**PROBLEMS AND TASKS:**
- a) Using the passage on paid leave data sources, answer:
(i) Which two states share monthly leave data going back years?
(ii) Which organization makes the COVID Impact Survey available?
(iii) When will Massachusetts begin paying benefits?
- b) Extend the passage on paid leave data sources with a paragraph that picks up right after its last sentence.
======== TEXT SEGMENT ========
For researchers interested in these or related questions, some potential data sources include:

  • State systems’ administrative data. California and Rhode Island share monthly leave data going back years, and New Jersey produces useful annual reports. Other states may be willing to negotiate data-sharing agreements with researchers.
  • The U.S. Census Bureau’s Household Pulse Survey, which includes several questions on paid leave use, caregiving needs, and other measures of economic security and well-being during the coronavirus pandemic. 
  • The COVID Impact Survey, available from the University of Chicago’s National Opinion Research Center, which asks a variety of questions on respondents’ well-being, economic security, food security, physical health, and interactions with one’s community and social network during the coronavirus pandemic.

The Household Pulse Survey allows for the most direct comparison between workers with caregiving or health needs by paid leave access. If the survey continues, researchers may be able to study the impact of states implementing their own paid leave systems in the coming months. The District of Columbia will start paying benefits in July 2020, and Massachusetts will begin in January 2021. The COVID Impact Survey does not include a specific measure for paid leave access, but researchers can leverage variation in paid leave eligibility by state of residence or size of employer to generate intent-to-treat estimates.
======== DATASET CONTENT ========
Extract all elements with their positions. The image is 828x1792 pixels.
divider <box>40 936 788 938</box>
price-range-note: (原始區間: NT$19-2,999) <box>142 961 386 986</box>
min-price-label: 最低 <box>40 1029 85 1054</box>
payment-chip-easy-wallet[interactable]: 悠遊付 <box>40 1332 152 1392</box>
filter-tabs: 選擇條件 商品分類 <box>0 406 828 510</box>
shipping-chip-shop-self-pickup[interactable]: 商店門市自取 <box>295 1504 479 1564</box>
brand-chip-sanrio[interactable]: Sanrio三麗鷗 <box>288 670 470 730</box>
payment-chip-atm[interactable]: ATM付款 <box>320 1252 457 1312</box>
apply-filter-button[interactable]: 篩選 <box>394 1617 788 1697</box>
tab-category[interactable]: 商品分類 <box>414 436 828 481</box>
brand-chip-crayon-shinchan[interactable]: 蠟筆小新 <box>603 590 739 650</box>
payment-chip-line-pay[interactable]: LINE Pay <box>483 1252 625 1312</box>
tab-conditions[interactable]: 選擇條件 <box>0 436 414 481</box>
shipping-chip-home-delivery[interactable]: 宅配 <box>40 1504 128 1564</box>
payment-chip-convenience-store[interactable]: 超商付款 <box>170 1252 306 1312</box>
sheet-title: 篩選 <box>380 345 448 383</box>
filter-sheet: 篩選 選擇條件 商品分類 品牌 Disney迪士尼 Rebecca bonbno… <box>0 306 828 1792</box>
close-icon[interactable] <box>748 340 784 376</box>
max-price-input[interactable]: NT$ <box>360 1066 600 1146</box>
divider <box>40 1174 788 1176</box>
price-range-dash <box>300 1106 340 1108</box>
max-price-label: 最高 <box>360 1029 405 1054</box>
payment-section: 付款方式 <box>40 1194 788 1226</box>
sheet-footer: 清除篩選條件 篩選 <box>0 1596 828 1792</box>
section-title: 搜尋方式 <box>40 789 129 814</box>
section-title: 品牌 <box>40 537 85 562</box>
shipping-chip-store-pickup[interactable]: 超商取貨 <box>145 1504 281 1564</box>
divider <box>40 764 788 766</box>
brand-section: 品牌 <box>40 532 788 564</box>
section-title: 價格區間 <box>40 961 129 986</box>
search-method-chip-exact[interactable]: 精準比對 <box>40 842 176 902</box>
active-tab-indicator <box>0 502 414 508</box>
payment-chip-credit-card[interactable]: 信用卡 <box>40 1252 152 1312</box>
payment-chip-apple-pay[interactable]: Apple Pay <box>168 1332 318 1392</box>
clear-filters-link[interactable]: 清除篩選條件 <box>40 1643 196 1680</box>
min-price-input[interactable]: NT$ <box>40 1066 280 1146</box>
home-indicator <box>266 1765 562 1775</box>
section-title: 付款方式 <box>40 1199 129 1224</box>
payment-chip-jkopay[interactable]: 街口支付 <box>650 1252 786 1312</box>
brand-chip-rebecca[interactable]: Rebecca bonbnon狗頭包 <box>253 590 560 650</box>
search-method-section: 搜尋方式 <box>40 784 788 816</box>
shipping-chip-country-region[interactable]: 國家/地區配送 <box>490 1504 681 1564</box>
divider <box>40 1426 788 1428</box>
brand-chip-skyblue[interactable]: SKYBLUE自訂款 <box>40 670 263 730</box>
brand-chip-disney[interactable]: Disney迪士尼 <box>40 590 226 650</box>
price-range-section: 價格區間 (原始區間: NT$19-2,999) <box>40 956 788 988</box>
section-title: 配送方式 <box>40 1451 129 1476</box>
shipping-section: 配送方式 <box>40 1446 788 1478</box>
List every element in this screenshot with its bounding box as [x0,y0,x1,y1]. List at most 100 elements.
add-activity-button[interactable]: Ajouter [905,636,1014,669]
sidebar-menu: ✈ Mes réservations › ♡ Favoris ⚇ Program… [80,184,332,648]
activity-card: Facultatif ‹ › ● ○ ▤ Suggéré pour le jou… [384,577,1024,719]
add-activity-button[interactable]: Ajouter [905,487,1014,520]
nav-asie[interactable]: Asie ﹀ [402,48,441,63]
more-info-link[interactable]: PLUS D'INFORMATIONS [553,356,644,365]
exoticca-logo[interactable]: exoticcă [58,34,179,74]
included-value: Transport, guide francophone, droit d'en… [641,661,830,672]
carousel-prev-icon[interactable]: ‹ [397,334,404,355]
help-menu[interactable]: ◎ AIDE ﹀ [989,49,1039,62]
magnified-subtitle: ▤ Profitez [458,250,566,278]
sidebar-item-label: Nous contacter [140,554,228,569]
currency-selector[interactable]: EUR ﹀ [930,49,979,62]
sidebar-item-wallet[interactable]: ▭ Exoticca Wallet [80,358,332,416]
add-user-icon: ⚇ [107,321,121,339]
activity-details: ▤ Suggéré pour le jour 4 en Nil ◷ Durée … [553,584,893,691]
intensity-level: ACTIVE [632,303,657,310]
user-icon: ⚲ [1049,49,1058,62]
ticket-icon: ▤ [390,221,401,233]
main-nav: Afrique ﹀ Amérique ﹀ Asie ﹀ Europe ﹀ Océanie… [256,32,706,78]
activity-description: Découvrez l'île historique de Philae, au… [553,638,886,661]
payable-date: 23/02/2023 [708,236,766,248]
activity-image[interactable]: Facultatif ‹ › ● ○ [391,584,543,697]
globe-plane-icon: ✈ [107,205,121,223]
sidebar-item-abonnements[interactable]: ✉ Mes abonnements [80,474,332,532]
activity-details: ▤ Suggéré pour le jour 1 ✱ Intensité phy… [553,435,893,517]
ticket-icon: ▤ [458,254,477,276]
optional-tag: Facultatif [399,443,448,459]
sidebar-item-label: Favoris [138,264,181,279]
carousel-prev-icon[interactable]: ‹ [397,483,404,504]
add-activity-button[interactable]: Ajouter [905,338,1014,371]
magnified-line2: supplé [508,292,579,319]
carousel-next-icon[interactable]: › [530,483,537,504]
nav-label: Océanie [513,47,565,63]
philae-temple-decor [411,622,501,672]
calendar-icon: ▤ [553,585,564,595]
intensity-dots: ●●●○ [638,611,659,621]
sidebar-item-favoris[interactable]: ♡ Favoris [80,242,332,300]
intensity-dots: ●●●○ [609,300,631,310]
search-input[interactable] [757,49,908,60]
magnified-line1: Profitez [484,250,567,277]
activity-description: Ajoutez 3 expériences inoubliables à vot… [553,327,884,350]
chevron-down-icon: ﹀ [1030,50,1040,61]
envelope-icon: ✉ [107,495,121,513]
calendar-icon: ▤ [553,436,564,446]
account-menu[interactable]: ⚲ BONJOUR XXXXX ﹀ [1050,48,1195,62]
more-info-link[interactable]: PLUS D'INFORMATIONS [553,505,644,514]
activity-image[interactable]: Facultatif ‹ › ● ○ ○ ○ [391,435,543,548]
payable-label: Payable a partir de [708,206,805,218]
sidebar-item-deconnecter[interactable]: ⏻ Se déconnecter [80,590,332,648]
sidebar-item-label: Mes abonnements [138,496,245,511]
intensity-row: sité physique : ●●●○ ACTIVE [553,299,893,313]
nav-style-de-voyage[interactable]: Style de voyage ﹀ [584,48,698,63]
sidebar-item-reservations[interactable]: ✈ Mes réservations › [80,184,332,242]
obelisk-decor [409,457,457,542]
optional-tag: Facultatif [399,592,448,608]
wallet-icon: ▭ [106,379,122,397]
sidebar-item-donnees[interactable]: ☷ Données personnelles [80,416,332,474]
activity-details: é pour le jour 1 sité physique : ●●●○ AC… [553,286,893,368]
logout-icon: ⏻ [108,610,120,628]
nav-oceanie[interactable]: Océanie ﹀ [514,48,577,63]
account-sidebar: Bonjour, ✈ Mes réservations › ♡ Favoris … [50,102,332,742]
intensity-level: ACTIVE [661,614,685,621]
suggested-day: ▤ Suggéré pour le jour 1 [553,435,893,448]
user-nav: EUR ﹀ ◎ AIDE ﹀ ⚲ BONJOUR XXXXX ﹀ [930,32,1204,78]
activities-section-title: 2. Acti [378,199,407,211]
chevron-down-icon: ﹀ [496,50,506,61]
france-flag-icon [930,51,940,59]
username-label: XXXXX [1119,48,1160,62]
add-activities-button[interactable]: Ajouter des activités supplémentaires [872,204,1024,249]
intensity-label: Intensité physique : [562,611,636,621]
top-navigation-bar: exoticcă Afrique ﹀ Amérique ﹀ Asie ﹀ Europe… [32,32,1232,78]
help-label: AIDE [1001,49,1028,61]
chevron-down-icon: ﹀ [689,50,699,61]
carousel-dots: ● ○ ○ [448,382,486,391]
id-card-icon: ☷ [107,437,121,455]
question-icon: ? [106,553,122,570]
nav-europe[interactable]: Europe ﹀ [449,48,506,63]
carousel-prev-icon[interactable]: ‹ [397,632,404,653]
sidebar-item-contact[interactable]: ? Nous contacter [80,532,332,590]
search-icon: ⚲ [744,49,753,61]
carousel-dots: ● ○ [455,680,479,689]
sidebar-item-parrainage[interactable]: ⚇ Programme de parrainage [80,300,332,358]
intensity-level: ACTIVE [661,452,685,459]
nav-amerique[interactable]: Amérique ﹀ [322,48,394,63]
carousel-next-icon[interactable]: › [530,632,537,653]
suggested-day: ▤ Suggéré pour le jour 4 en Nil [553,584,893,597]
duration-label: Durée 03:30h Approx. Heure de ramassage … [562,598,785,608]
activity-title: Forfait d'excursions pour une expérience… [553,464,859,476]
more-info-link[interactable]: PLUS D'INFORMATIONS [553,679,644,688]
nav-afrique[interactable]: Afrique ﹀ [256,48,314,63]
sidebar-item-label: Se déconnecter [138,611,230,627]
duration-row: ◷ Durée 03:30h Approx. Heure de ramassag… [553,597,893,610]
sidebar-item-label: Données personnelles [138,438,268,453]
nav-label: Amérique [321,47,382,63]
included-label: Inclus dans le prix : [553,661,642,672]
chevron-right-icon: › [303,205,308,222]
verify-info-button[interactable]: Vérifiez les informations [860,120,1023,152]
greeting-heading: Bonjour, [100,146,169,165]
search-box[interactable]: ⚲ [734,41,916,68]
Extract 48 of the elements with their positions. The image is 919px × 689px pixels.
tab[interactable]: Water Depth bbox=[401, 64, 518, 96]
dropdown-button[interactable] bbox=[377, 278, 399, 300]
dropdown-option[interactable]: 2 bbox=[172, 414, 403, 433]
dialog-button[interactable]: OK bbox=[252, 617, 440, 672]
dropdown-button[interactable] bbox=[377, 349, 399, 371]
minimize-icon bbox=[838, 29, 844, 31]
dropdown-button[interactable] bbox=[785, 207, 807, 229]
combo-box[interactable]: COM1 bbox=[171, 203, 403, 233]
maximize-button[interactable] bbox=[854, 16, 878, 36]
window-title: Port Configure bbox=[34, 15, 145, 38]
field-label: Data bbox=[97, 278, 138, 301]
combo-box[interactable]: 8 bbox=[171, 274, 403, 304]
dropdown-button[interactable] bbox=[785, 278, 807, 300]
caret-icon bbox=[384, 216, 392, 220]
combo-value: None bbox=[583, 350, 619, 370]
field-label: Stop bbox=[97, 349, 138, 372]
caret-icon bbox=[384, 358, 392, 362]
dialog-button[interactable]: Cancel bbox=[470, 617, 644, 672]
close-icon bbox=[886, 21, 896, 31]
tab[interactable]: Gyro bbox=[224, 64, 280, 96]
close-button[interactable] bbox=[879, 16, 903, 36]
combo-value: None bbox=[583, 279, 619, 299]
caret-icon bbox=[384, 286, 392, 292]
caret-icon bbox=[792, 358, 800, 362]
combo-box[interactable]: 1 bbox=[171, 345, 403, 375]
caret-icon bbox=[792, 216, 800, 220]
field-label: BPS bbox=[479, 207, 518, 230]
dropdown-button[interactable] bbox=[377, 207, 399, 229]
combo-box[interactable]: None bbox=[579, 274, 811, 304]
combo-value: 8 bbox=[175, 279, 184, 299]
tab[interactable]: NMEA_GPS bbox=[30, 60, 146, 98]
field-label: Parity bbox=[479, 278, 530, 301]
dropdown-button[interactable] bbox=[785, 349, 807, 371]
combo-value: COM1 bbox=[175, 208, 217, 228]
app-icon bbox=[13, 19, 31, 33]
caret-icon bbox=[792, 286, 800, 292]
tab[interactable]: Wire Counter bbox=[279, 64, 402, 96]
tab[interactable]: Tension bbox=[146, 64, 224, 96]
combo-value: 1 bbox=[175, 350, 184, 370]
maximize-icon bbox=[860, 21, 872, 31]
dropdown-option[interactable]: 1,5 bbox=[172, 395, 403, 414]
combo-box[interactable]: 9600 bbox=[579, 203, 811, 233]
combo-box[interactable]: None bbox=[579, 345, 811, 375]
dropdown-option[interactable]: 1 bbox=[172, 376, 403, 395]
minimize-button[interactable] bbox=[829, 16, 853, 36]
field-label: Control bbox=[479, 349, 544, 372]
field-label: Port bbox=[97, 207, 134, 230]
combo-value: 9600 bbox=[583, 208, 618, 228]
========
**WRITTEN ANSWERS:**
- a)
(i) California and Rhode Island
(ii) The University of Chicago's National Opinion Research Center
(iii) January 2021

- b)
Conclusion

Researchers have been studying the impact of paid leave for decades, but the coronavirus recession and the diversity of federal, state, and local responses raises new research questions about workers’ demand for paid family and medical leave and the most effective government response. Continuing to build upon the existing paid leave research base will inform a stronger federal solution that supports families, employers, and the economy during the remainder of this pandemic and beyond.